● **OBJECTIVE**: Retype exactly the lines from the one containing "Convert this screenshot" through the last line of the records below, including both, and leave out any pictures.
•••
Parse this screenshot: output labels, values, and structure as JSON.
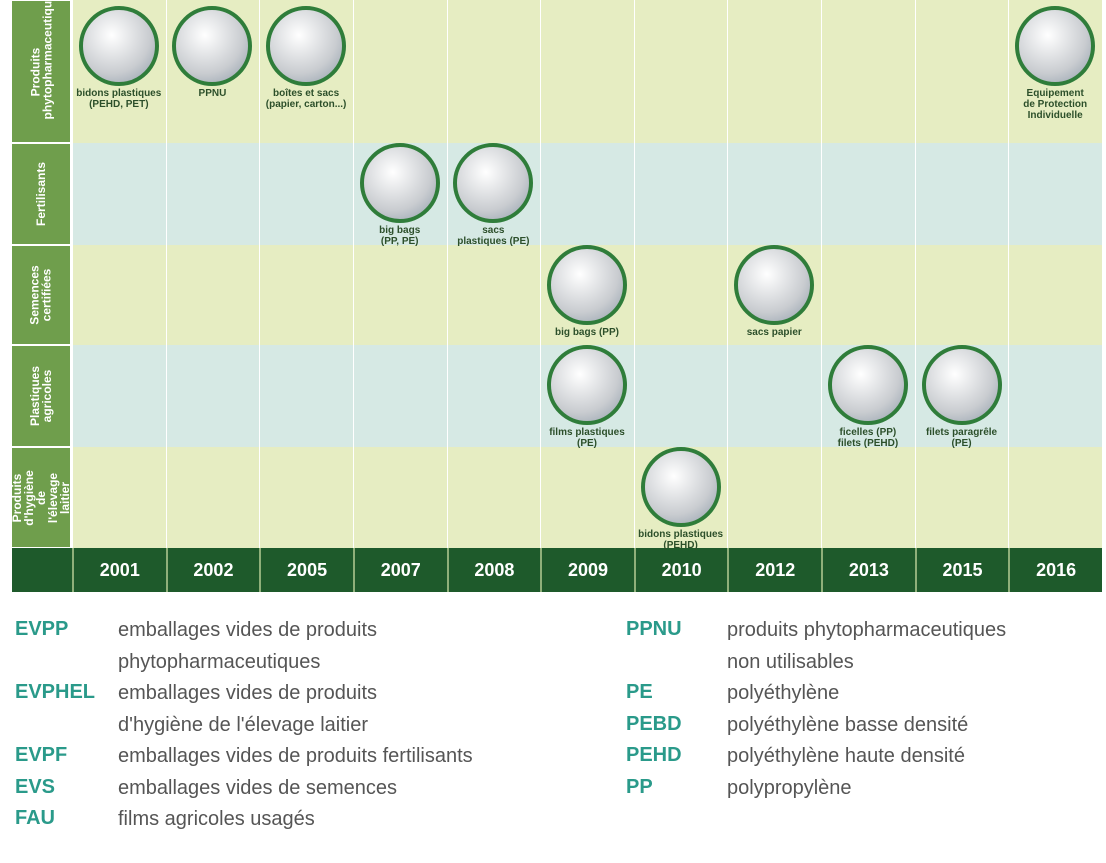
{
  "rows": [
    "Produits phytopharmaceutiques",
    "Fertilisants",
    "Semences certifiées",
    "Plastiques agricoles",
    "Produits d'hygiène de l'élevage laitier"
  ],
  "years": [
    "2001",
    "2002",
    "2005",
    "2007",
    "2008",
    "2009",
    "2010",
    "2012",
    "2013",
    "2015",
    "2016"
  ],
  "items": [
    {
      "year": "2001",
      "row": "Produits phytopharmaceutiques",
      "caption": [
        "bidons plastiques",
        "(PEHD, PET)"
      ]
    },
    {
      "year": "2002",
      "row": "Produits phytopharmaceutiques",
      "caption": [
        "PPNU"
      ]
    },
    {
      "year": "2005",
      "row": "Produits phytopharmaceutiques",
      "caption": [
        "boîtes et sacs",
        "(papier, carton...)"
      ]
    },
    {
      "year": "2007",
      "row": "Fertilisants",
      "caption": [
        "big bags",
        "(PP, PE)"
      ]
    },
    {
      "year": "2008",
      "row": "Fertilisants",
      "caption": [
        "sacs",
        "plastiques (PE)"
      ]
    },
    {
      "year": "2009",
      "row": "Semences certifiées",
      "caption": [
        "big bags (PP)"
      ]
    },
    {
      "year": "2009",
      "row": "Plastiques agricoles",
      "caption": [
        "films plastiques",
        "(PE)"
      ]
    },
    {
      "year": "2010",
      "row": "Produits d'hygiène de l'élevage laitier",
      "caption": [
        "bidons plastiques",
        "(PEHD)"
      ]
    },
    {
      "year": "2012",
      "row": "Semences certifiées",
      "caption": [
        "sacs papier"
      ]
    },
    {
      "year": "2013",
      "row": "Plastiques agricoles",
      "caption": [
        "ficelles (PP)",
        "filets (PEHD)"
      ]
    },
    {
      "year": "2015",
      "row": "Plastiques agricoles",
      "caption": [
        "filets paragrêle",
        "(PE)"
      ]
    },
    {
      "year": "2016",
      "row": "Produits phytopharmaceutiques",
      "caption": [
        "Equipement",
        "de Protection",
        "Individuelle"
      ]
    }
  ],
  "legend_left": [
    {
      "abbr": "EVPP",
      "desc": [
        "emballages vides de produits",
        "phytopharmaceutiques"
      ]
    },
    {
      "abbr": "EVPHEL",
      "desc": [
        "emballages vides de produits",
        "d'hygiène de l'élevage laitier"
      ]
    },
    {
      "abbr": "EVPF",
      "desc": [
        "emballages vides de produits fertilisants"
      ]
    },
    {
      "abbr": "EVS",
      "desc": [
        "emballages vides de semences"
      ]
    },
    {
      "abbr": "FAU",
      "desc": [
        "films agricoles usagés"
      ]
    }
  ],
  "legend_right": [
    {
      "abbr": "PPNU",
      "desc": [
        "produits phytopharmaceutiques",
        "non utilisables"
      ]
    },
    {
      "abbr": "PE",
      "desc": [
        "polyéthylène"
      ]
    },
    {
      "abbr": "PEBD",
      "desc": [
        "polyéthylène basse densité"
      ]
    },
    {
      "abbr": "PEHD",
      "desc": [
        "polyéthylène haute densité"
      ]
    },
    {
      "abbr": "PP",
      "desc": [
        "polypropylène"
      ]
    }
  ]
}
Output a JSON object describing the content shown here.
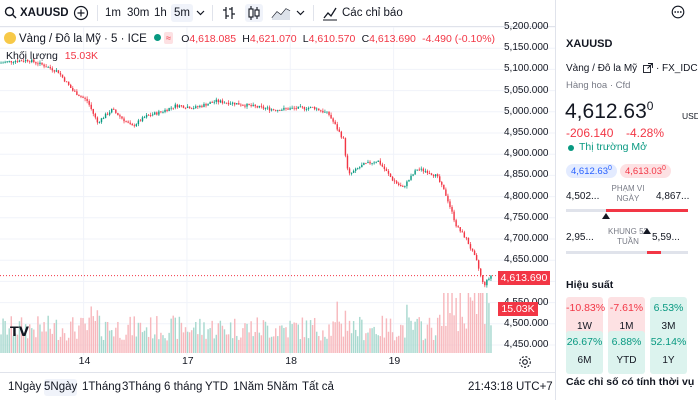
{
  "toolbar": {
    "symbol": "XAUUSD",
    "intervals": [
      "1m",
      "30m",
      "1h",
      "5m"
    ],
    "active_interval": "5m",
    "indicators_label": "Các chỉ báo"
  },
  "legend": {
    "name": "Vàng / Đô la Mỹ · 5 · ICE",
    "o_label": "O",
    "o": "4,618.085",
    "h_label": "H",
    "h": "4,621.070",
    "l_label": "L",
    "l": "4,610.570",
    "c_label": "C",
    "c": "4,613.690",
    "change": "-4.490 (-0.10%)",
    "volume_label": "Khối lượng",
    "volume_value": "15.03K"
  },
  "price_axis": {
    "ticks": [
      "5,200.000",
      "5,150.000",
      "5,100.000",
      "5,050.000",
      "5,000.000",
      "4,950.000",
      "4,900.000",
      "4,850.000",
      "4,800.000",
      "4,750.000",
      "4,700.000",
      "4,650.000",
      "4,600.000",
      "4,550.000",
      "4,500.000",
      "4,450.000"
    ],
    "current_price_tag": "4,613.690",
    "volume_tag": "15.03K"
  },
  "time_axis": {
    "ticks": [
      "14",
      "17",
      "18",
      "19"
    ]
  },
  "chart_data": {
    "type": "candlestick",
    "symbol": "XAUUSD",
    "interval": "5m",
    "y_range": [
      4450,
      5200
    ],
    "x_ticks": [
      "14",
      "17",
      "18",
      "19"
    ],
    "price_path": [
      [
        0,
        5115
      ],
      [
        0.03,
        5120
      ],
      [
        0.06,
        5122
      ],
      [
        0.09,
        5110
      ],
      [
        0.12,
        5095
      ],
      [
        0.15,
        5050
      ],
      [
        0.18,
        5025
      ],
      [
        0.2,
        4975
      ],
      [
        0.23,
        5005
      ],
      [
        0.27,
        4965
      ],
      [
        0.3,
        4990
      ],
      [
        0.33,
        5000
      ],
      [
        0.36,
        5015
      ],
      [
        0.4,
        5010
      ],
      [
        0.44,
        5025
      ],
      [
        0.48,
        5020
      ],
      [
        0.52,
        5012
      ],
      [
        0.56,
        5005
      ],
      [
        0.6,
        5008
      ],
      [
        0.64,
        5010
      ],
      [
        0.67,
        4995
      ],
      [
        0.7,
        4935
      ],
      [
        0.71,
        4850
      ],
      [
        0.74,
        4875
      ],
      [
        0.77,
        4885
      ],
      [
        0.8,
        4840
      ],
      [
        0.82,
        4820
      ],
      [
        0.85,
        4865
      ],
      [
        0.87,
        4860
      ],
      [
        0.89,
        4848
      ],
      [
        0.91,
        4800
      ],
      [
        0.93,
        4730
      ],
      [
        0.95,
        4700
      ],
      [
        0.97,
        4650
      ],
      [
        0.985,
        4590
      ],
      [
        1.0,
        4613.69
      ]
    ],
    "last": {
      "open": 4618.085,
      "high": 4621.07,
      "low": 4610.57,
      "close": 4613.69,
      "change": -4.49,
      "change_pct": -0.1
    },
    "volume_last": "15.03K"
  },
  "bottom": {
    "ranges": [
      "1Ngày",
      "5Ngày",
      "1Tháng",
      "3Tháng",
      "6 tháng",
      "YTD",
      "1Năm",
      "5Năm",
      "Tất cả"
    ],
    "active_range": "5Ngày",
    "clock": "21:43:18 UTC+7"
  },
  "panel": {
    "symbol": "XAUUSD",
    "name": "Vàng / Đô la Mỹ",
    "exchange": "FX_IDC",
    "category": "Hàng hoa · Cfd",
    "price": "4,612.63",
    "price_sup": "0",
    "currency": "USD",
    "change": "-206.140",
    "change_pct": "-4.28%",
    "market_status": "Thị trường Mở",
    "bid": "4,612.63",
    "bid_sup": "0",
    "ask": "4,613.03",
    "ask_sup": "0",
    "day_low": "4,502...",
    "day_high": "4,867...",
    "day_range_label": "PHẠM VI NGÀY",
    "y52_low": "2,95...",
    "y52_high": "5,59...",
    "y52_range_label": "KHUNG 52 TUẦN",
    "day_marker": 0.33,
    "y52_marker": 0.66,
    "performance_title": "Hiệu suất",
    "performance": [
      {
        "value": "-10.83%",
        "label": "1W",
        "sign": "neg"
      },
      {
        "value": "-7.61%",
        "label": "1M",
        "sign": "neg"
      },
      {
        "value": "6.53%",
        "label": "3M",
        "sign": "pos"
      },
      {
        "value": "26.67%",
        "label": "6M",
        "sign": "pos"
      },
      {
        "value": "6.88%",
        "label": "YTD",
        "sign": "pos"
      },
      {
        "value": "52.14%",
        "label": "1Y",
        "sign": "pos"
      }
    ],
    "seasonal_title": "Các chỉ số có tính thời vụ"
  }
}
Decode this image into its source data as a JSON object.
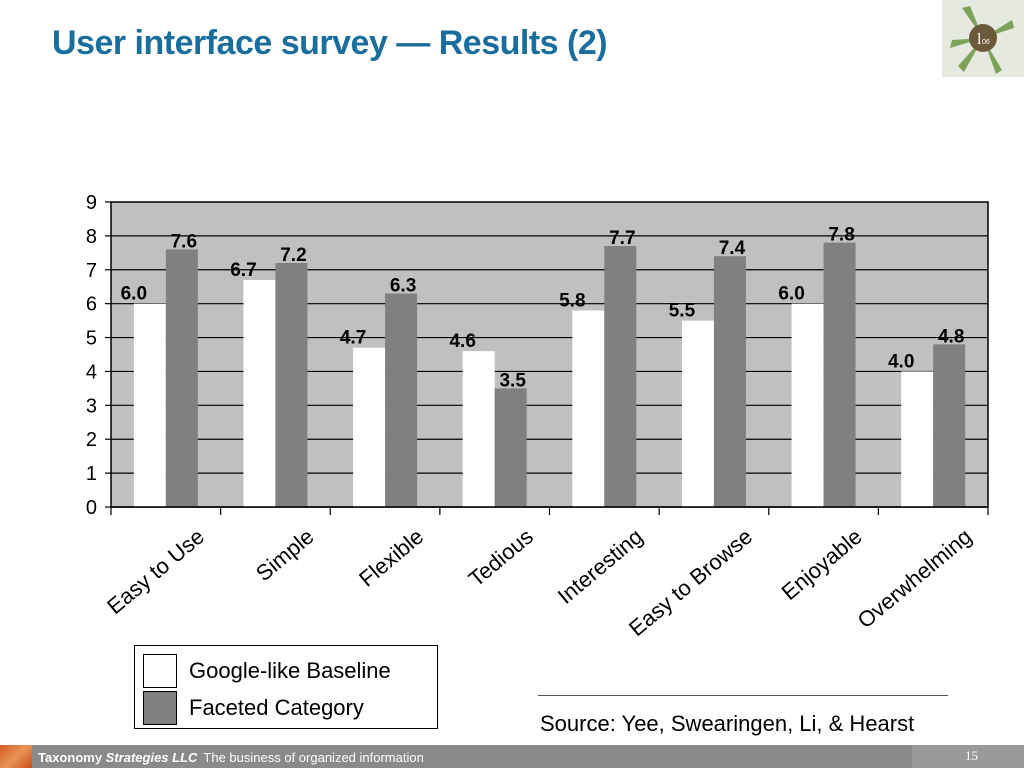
{
  "slide": {
    "title": "User interface survey — Results (2)"
  },
  "chart_data": {
    "type": "bar",
    "categories": [
      "Easy to Use",
      "Simple",
      "Flexible",
      "Tedious",
      "Interesting",
      "Easy to Browse",
      "Enjoyable",
      "Overwhelming"
    ],
    "series": [
      {
        "name": "Google-like Baseline",
        "values": [
          6.0,
          6.7,
          4.7,
          4.6,
          5.8,
          5.5,
          6.0,
          4.0
        ],
        "labels": [
          "6.0",
          "6.7",
          "4.7",
          "4.6",
          "5.8",
          "5.5",
          "6.0",
          "4.0"
        ],
        "color": "#ffffff"
      },
      {
        "name": "Faceted Category",
        "values": [
          7.6,
          7.2,
          6.3,
          3.5,
          7.7,
          7.4,
          7.8,
          4.8
        ],
        "labels": [
          "7.6",
          "7.2",
          "6.3",
          "3.5",
          "7.7",
          "7.4",
          "7.8",
          "4.8"
        ],
        "color": "#808080"
      }
    ],
    "ylim": [
      0,
      9
    ],
    "yticks": [
      "0",
      "1",
      "2",
      "3",
      "4",
      "5",
      "6",
      "7",
      "8",
      "9"
    ],
    "grid": true,
    "plot_background": "#c0c0c0",
    "legend_position": "bottom-left"
  },
  "legend": {
    "items": [
      {
        "label": "Google-like Baseline",
        "color": "#ffffff"
      },
      {
        "label": "Faceted Category",
        "color": "#808080"
      }
    ]
  },
  "source": {
    "text": "Source: Yee, Swearingen, Li, & Hearst"
  },
  "footer": {
    "company_plain": "Taxonomy ",
    "company_italic": "Strategies LLC",
    "tagline": "The business of organized information",
    "page_number": "15"
  },
  "colors": {
    "title": "#1a6e9e",
    "footer_bar": "#8a8a8a",
    "footer_accent": "#d25a1e"
  }
}
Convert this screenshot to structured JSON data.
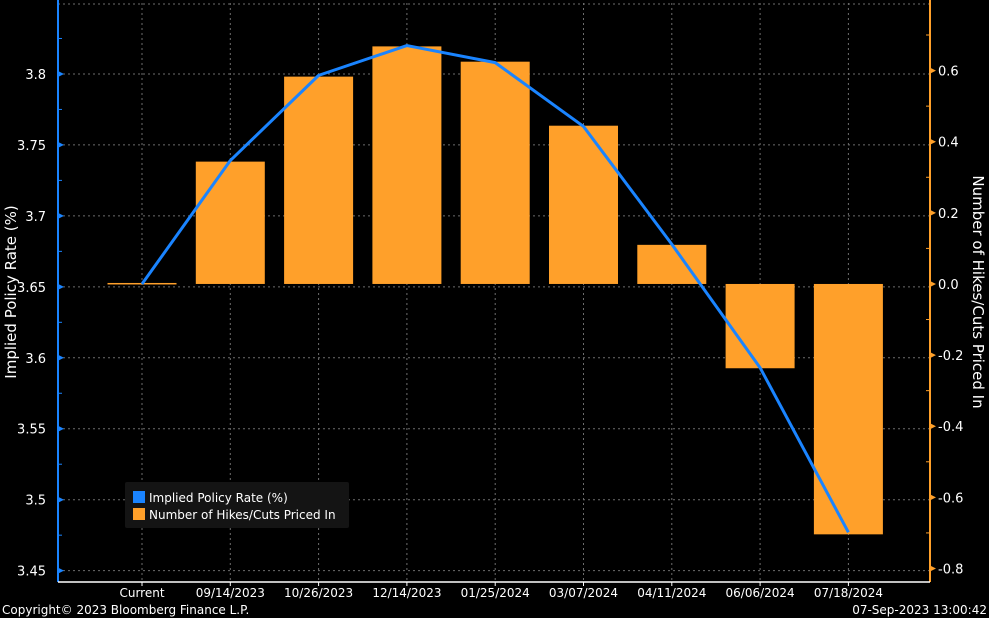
{
  "chart_data": {
    "type": "bar+line",
    "categories": [
      "Current",
      "09/14/2023",
      "10/26/2023",
      "12/14/2023",
      "01/25/2024",
      "03/07/2024",
      "04/11/2024",
      "06/06/2024",
      "07/18/2024"
    ],
    "series": [
      {
        "name": "Implied Policy Rate (%)",
        "kind": "line",
        "axis": "left",
        "color": "#1a84ff",
        "values": [
          3.652,
          3.739,
          3.799,
          3.82,
          3.808,
          3.763,
          3.68,
          3.593,
          3.477
        ]
      },
      {
        "name": "Number of Hikes/Cuts Priced In",
        "kind": "bar",
        "axis": "right",
        "color": "#ffa02a",
        "values": [
          0.0,
          0.344,
          0.583,
          0.668,
          0.625,
          0.445,
          0.11,
          -0.237,
          -0.704
        ]
      }
    ],
    "ylabel": "Implied Policy Rate (%)",
    "ylabel_right": "Number of Hikes/Cuts Priced In",
    "ylim": [
      3.442,
      3.85
    ],
    "ylim_right": [
      -0.838,
      0.79
    ],
    "yticks": [
      "3.8",
      "3.75",
      "3.7",
      "3.65",
      "3.6",
      "3.55",
      "3.5",
      "3.45"
    ],
    "yticks_right": [
      "0.6",
      "0.4",
      "0.2",
      "0.0",
      "-0.2",
      "-0.4",
      "-0.6",
      "-0.8"
    ],
    "grid": true,
    "legend_position": "bottom-left"
  },
  "footer": {
    "copyright": "Copyright© 2023 Bloomberg Finance L.P.",
    "timestamp": "07-Sep-2023 13:00:42"
  },
  "colors": {
    "background": "#000000",
    "left_axis": "#1a84ff",
    "right_axis": "#ffa02a",
    "grid": "#6e6e6e"
  }
}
•••
● **EXERCISE SOLUTION**:
Convert this screenshot to structured JSON data.
{
  "chart_data": {
    "type": "bar+line",
    "categories": [
      "Current",
      "09/14/2023",
      "10/26/2023",
      "12/14/2023",
      "01/25/2024",
      "03/07/2024",
      "04/11/2024",
      "06/06/2024",
      "07/18/2024"
    ],
    "series": [
      {
        "name": "Implied Policy Rate (%)",
        "kind": "line",
        "axis": "left",
        "color": "#1a84ff",
        "values": [
          3.652,
          3.739,
          3.799,
          3.82,
          3.808,
          3.763,
          3.68,
          3.593,
          3.477
        ]
      },
      {
        "name": "Number of Hikes/Cuts Priced In",
        "kind": "bar",
        "axis": "right",
        "color": "#ffa02a",
        "values": [
          0.0,
          0.344,
          0.583,
          0.668,
          0.625,
          0.445,
          0.11,
          -0.237,
          -0.704
        ]
      }
    ],
    "ylabel": "Implied Policy Rate (%)",
    "ylabel_right": "Number of Hikes/Cuts Priced In",
    "ylim": [
      3.442,
      3.85
    ],
    "ylim_right": [
      -0.838,
      0.79
    ],
    "yticks": [
      "3.8",
      "3.75",
      "3.7",
      "3.65",
      "3.6",
      "3.55",
      "3.5",
      "3.45"
    ],
    "yticks_right": [
      "0.6",
      "0.4",
      "0.2",
      "0.0",
      "-0.2",
      "-0.4",
      "-0.6",
      "-0.8"
    ],
    "grid": true,
    "legend_position": "bottom-left"
  },
  "footer": {
    "copyright": "Copyright© 2023 Bloomberg Finance L.P.",
    "timestamp": "07-Sep-2023 13:00:42"
  },
  "colors": {
    "background": "#000000",
    "left_axis": "#1a84ff",
    "right_axis": "#ffa02a",
    "grid": "#6e6e6e"
  }
}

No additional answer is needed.